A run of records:
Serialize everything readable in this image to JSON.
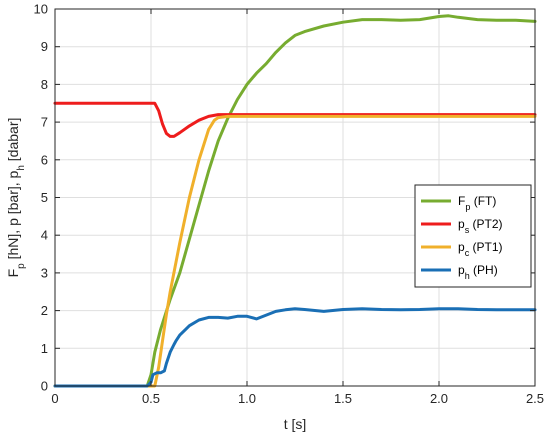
{
  "chart_data": {
    "type": "line",
    "xlabel": "t [s]",
    "ylabel": "F",
    "ylabel_parts": [
      {
        "t": "F",
        "sub": false
      },
      {
        "t": "p",
        "sub": true
      },
      {
        "t": " [hN], p [bar], p",
        "sub": false
      },
      {
        "t": "h",
        "sub": true
      },
      {
        "t": " [dabar]",
        "sub": false
      }
    ],
    "xlim": [
      0,
      2.5
    ],
    "ylim": [
      0,
      10
    ],
    "xticks": [
      0,
      0.5,
      1,
      1.5,
      2,
      2.5
    ],
    "xtick_labels": [
      "0",
      "0.5",
      "1.0",
      "1.5",
      "2.0",
      "2.5"
    ],
    "yticks": [
      0,
      1,
      2,
      3,
      4,
      5,
      6,
      7,
      8,
      9,
      10
    ],
    "ytick_labels": [
      "0",
      "1",
      "2",
      "3",
      "4",
      "5",
      "6",
      "7",
      "8",
      "9",
      "10"
    ],
    "grid": true,
    "legend_position": "right",
    "series": [
      {
        "name": "Fp (FT)",
        "label_parts": [
          {
            "t": "F",
            "sub": false
          },
          {
            "t": "p",
            "sub": true
          },
          {
            "t": " (FT)",
            "sub": false
          }
        ],
        "color": "#77ac30",
        "x": [
          0,
          0.48,
          0.5,
          0.52,
          0.55,
          0.6,
          0.65,
          0.7,
          0.75,
          0.8,
          0.85,
          0.9,
          0.95,
          1.0,
          1.05,
          1.1,
          1.15,
          1.2,
          1.25,
          1.3,
          1.4,
          1.5,
          1.6,
          1.7,
          1.8,
          1.9,
          2.0,
          2.05,
          2.1,
          2.2,
          2.3,
          2.4,
          2.5
        ],
        "y": [
          0,
          0,
          0.3,
          0.9,
          1.5,
          2.3,
          3.0,
          3.9,
          4.8,
          5.7,
          6.5,
          7.1,
          7.6,
          8.0,
          8.3,
          8.55,
          8.85,
          9.1,
          9.3,
          9.4,
          9.55,
          9.65,
          9.72,
          9.72,
          9.7,
          9.72,
          9.8,
          9.82,
          9.78,
          9.72,
          9.7,
          9.7,
          9.67
        ]
      },
      {
        "name": "ps (PT2)",
        "label_parts": [
          {
            "t": "p",
            "sub": false
          },
          {
            "t": "s",
            "sub": true
          },
          {
            "t": " (PT2)",
            "sub": false
          }
        ],
        "color": "#ee1c1c",
        "x": [
          0,
          0.5,
          0.52,
          0.54,
          0.56,
          0.58,
          0.6,
          0.62,
          0.65,
          0.7,
          0.75,
          0.8,
          0.85,
          0.9,
          1.0,
          1.5,
          2.0,
          2.5
        ],
        "y": [
          7.5,
          7.5,
          7.5,
          7.3,
          6.95,
          6.7,
          6.62,
          6.62,
          6.72,
          6.9,
          7.05,
          7.15,
          7.2,
          7.2,
          7.2,
          7.2,
          7.2,
          7.2
        ]
      },
      {
        "name": "pc (PT1)",
        "label_parts": [
          {
            "t": "p",
            "sub": false
          },
          {
            "t": "c",
            "sub": true
          },
          {
            "t": " (PT1)",
            "sub": false
          }
        ],
        "color": "#f0b02b",
        "x": [
          0,
          0.52,
          0.54,
          0.56,
          0.58,
          0.6,
          0.65,
          0.7,
          0.75,
          0.8,
          0.83,
          0.85,
          0.9,
          1.0,
          1.5,
          2.0,
          2.5
        ],
        "y": [
          0,
          0,
          0.5,
          1.2,
          1.9,
          2.5,
          3.8,
          5.0,
          6.0,
          6.8,
          7.05,
          7.12,
          7.15,
          7.15,
          7.15,
          7.15,
          7.15
        ]
      },
      {
        "name": "ph (PH)",
        "label_parts": [
          {
            "t": "p",
            "sub": false
          },
          {
            "t": "h",
            "sub": true
          },
          {
            "t": " (PH)",
            "sub": false
          }
        ],
        "color": "#1a6fb5",
        "x": [
          0,
          0.48,
          0.5,
          0.51,
          0.53,
          0.55,
          0.57,
          0.58,
          0.6,
          0.62,
          0.63,
          0.65,
          0.68,
          0.7,
          0.75,
          0.8,
          0.85,
          0.9,
          0.95,
          1.0,
          1.05,
          1.1,
          1.15,
          1.2,
          1.25,
          1.3,
          1.4,
          1.5,
          1.6,
          1.7,
          1.8,
          1.9,
          2.0,
          2.1,
          2.2,
          2.3,
          2.4,
          2.5
        ],
        "y": [
          0,
          0,
          0.1,
          0.3,
          0.35,
          0.35,
          0.4,
          0.6,
          0.9,
          1.1,
          1.2,
          1.35,
          1.5,
          1.6,
          1.75,
          1.82,
          1.82,
          1.8,
          1.85,
          1.85,
          1.78,
          1.88,
          1.98,
          2.02,
          2.05,
          2.03,
          1.98,
          2.03,
          2.05,
          2.03,
          2.02,
          2.03,
          2.05,
          2.05,
          2.03,
          2.02,
          2.02,
          2.02
        ]
      }
    ]
  }
}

Exercise instructions:
In the data above, how many lines contain the string "name"? Answer with the number only.

Result of the exercise:
4